• Available data
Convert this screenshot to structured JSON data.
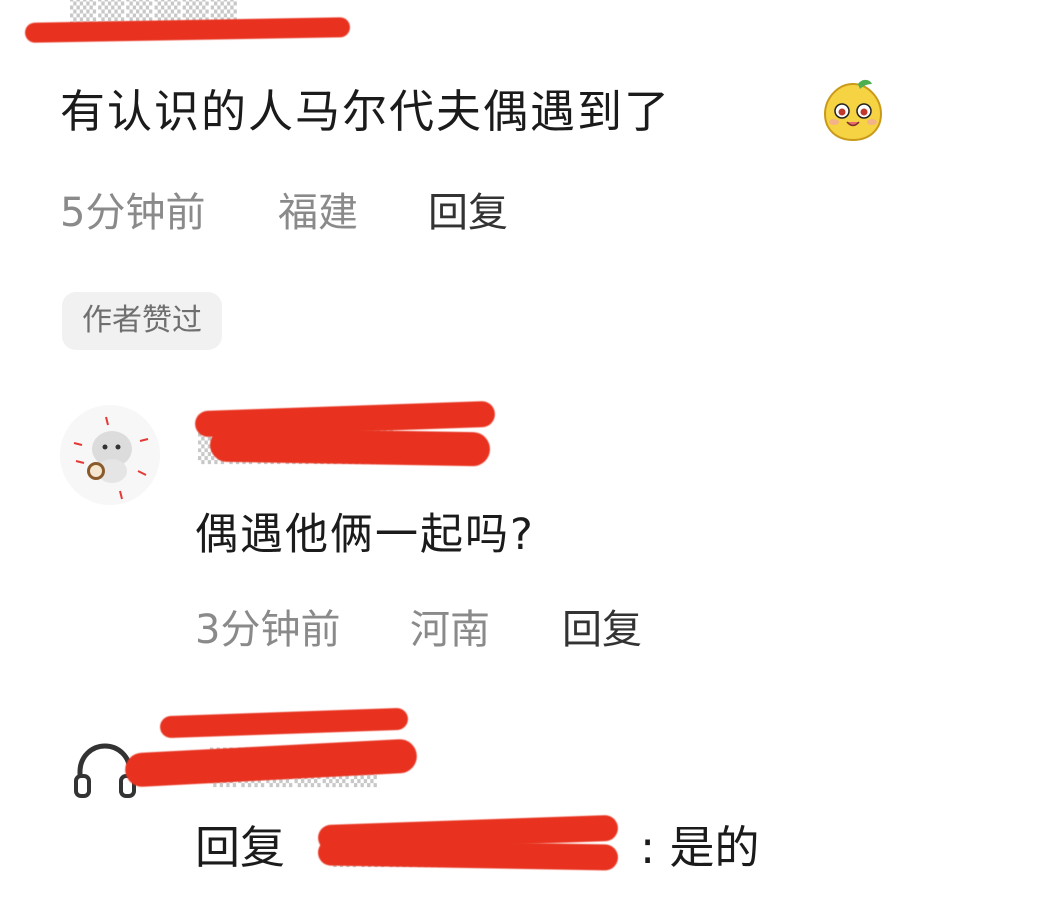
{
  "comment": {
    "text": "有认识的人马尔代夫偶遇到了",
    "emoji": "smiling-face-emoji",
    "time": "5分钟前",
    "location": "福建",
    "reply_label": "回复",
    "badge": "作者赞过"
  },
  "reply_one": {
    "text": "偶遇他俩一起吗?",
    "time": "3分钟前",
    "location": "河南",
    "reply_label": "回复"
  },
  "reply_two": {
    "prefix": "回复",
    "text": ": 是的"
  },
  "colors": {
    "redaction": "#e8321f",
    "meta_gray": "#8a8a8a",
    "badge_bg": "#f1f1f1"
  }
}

==

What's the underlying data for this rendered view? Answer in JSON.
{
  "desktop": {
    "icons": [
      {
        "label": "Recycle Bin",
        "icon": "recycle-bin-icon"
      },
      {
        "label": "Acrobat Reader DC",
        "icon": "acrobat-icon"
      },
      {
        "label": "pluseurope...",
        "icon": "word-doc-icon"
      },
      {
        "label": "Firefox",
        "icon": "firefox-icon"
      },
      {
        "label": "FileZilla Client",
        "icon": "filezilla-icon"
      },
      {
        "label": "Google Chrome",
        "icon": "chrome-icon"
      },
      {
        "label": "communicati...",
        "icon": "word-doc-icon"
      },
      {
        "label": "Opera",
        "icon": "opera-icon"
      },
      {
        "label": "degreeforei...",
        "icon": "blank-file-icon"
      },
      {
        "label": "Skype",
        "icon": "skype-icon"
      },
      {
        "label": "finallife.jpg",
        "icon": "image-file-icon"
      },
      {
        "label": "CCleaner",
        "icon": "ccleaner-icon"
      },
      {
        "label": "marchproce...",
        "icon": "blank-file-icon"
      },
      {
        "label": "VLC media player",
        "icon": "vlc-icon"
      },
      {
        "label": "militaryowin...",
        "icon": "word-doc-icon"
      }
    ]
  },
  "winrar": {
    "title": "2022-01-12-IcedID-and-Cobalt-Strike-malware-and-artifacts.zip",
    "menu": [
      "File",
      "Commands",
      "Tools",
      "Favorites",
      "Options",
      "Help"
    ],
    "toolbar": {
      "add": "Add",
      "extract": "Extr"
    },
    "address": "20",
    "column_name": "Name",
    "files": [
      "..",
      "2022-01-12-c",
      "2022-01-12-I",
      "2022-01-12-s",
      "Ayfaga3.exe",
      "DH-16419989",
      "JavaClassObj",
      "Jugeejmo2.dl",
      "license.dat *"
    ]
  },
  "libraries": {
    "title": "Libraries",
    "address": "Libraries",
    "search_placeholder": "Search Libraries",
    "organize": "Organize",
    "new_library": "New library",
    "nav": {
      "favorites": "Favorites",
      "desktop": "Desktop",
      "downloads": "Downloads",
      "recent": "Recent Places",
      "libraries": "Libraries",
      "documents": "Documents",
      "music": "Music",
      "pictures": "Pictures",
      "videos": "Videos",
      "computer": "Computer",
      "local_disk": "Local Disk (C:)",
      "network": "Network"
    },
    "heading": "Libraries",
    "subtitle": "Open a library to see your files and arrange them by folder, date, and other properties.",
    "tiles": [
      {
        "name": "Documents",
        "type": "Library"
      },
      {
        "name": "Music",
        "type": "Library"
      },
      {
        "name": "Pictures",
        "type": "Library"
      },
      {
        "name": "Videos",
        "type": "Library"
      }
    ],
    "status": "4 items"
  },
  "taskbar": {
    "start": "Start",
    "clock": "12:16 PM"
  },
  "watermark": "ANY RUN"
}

...

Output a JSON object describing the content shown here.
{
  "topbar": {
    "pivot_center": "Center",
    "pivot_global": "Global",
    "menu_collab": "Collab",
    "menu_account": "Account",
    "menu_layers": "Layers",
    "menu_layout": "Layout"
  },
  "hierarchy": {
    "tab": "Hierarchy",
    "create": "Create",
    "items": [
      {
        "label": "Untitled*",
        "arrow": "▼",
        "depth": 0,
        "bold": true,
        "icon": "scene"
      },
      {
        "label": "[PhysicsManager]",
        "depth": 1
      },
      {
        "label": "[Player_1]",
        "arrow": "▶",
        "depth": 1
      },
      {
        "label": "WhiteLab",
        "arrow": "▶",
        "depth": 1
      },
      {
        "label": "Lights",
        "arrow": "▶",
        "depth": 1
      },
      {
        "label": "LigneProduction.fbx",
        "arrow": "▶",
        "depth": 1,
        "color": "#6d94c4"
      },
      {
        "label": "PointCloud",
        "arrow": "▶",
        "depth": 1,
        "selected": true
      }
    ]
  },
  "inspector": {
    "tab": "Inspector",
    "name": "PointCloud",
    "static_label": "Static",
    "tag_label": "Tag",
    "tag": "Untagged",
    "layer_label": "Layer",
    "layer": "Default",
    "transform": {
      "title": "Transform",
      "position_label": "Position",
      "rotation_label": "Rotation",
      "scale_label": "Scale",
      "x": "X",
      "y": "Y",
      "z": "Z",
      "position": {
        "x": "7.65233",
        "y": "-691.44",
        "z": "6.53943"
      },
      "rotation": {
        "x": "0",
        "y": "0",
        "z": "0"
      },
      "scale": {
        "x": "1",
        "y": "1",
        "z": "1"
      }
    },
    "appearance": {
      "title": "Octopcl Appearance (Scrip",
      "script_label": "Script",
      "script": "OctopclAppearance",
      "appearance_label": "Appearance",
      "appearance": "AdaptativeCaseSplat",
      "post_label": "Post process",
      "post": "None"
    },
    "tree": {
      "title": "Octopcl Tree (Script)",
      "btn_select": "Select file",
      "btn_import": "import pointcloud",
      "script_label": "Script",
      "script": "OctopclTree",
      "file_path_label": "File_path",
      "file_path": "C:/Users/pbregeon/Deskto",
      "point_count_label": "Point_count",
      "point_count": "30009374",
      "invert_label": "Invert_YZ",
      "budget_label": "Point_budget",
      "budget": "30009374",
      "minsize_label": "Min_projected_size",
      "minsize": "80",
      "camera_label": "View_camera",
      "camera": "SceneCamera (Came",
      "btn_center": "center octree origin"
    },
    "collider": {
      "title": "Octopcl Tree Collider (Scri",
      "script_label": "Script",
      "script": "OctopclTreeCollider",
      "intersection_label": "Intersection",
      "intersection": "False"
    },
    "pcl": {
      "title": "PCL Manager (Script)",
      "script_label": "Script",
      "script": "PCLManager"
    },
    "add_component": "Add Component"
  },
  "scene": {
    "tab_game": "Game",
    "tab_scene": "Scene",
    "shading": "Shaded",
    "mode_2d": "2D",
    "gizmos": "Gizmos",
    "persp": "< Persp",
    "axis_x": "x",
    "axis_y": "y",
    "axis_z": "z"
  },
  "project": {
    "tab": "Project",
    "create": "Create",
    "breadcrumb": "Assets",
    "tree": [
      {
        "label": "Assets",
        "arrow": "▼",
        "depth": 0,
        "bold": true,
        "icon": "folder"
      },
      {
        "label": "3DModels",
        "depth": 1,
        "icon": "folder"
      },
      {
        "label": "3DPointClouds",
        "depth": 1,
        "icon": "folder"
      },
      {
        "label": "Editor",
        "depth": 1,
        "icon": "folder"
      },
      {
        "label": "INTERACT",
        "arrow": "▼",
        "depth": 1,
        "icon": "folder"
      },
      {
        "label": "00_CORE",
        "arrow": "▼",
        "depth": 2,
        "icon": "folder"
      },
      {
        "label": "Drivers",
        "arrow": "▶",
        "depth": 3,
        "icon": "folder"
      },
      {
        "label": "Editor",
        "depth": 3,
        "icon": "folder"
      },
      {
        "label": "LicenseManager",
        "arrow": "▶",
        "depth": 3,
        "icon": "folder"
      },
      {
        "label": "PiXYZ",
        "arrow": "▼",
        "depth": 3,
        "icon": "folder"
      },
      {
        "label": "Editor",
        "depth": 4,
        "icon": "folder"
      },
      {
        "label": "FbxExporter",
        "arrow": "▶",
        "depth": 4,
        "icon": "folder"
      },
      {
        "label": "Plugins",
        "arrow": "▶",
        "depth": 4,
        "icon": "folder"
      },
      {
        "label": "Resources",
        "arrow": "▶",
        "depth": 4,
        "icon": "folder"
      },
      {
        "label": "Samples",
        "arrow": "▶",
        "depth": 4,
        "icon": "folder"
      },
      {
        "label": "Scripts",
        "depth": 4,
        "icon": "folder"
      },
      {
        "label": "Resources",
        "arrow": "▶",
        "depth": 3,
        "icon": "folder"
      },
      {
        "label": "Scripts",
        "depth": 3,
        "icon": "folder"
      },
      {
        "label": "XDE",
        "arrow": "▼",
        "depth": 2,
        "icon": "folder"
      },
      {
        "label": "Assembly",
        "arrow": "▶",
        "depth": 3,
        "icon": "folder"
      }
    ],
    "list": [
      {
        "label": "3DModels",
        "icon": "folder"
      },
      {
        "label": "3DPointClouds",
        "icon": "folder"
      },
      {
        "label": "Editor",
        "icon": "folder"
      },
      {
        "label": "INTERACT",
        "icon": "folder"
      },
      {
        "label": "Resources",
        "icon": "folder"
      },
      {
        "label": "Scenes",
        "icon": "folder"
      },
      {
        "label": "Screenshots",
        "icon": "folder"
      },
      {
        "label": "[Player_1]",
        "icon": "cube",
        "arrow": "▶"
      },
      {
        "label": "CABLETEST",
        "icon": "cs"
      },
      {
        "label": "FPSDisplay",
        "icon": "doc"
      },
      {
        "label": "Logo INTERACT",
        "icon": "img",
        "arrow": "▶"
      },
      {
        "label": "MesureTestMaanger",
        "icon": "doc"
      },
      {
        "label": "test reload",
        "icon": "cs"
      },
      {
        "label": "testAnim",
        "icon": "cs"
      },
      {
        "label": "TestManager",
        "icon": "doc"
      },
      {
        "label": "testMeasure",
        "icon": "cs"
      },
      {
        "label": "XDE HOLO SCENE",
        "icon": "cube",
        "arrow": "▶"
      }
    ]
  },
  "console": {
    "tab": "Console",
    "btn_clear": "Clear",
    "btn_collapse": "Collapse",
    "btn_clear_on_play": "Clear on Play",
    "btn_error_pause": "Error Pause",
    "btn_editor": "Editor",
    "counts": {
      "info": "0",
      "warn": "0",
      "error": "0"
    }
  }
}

• Short exercise
Locate all lines holding the word "text", then copy them out.

• Reply to the exercise
    "text": "有认识的人马尔代夫偶遇到了",
    "text": "偶遇他俩一起吗?",
    "text": ": 是的"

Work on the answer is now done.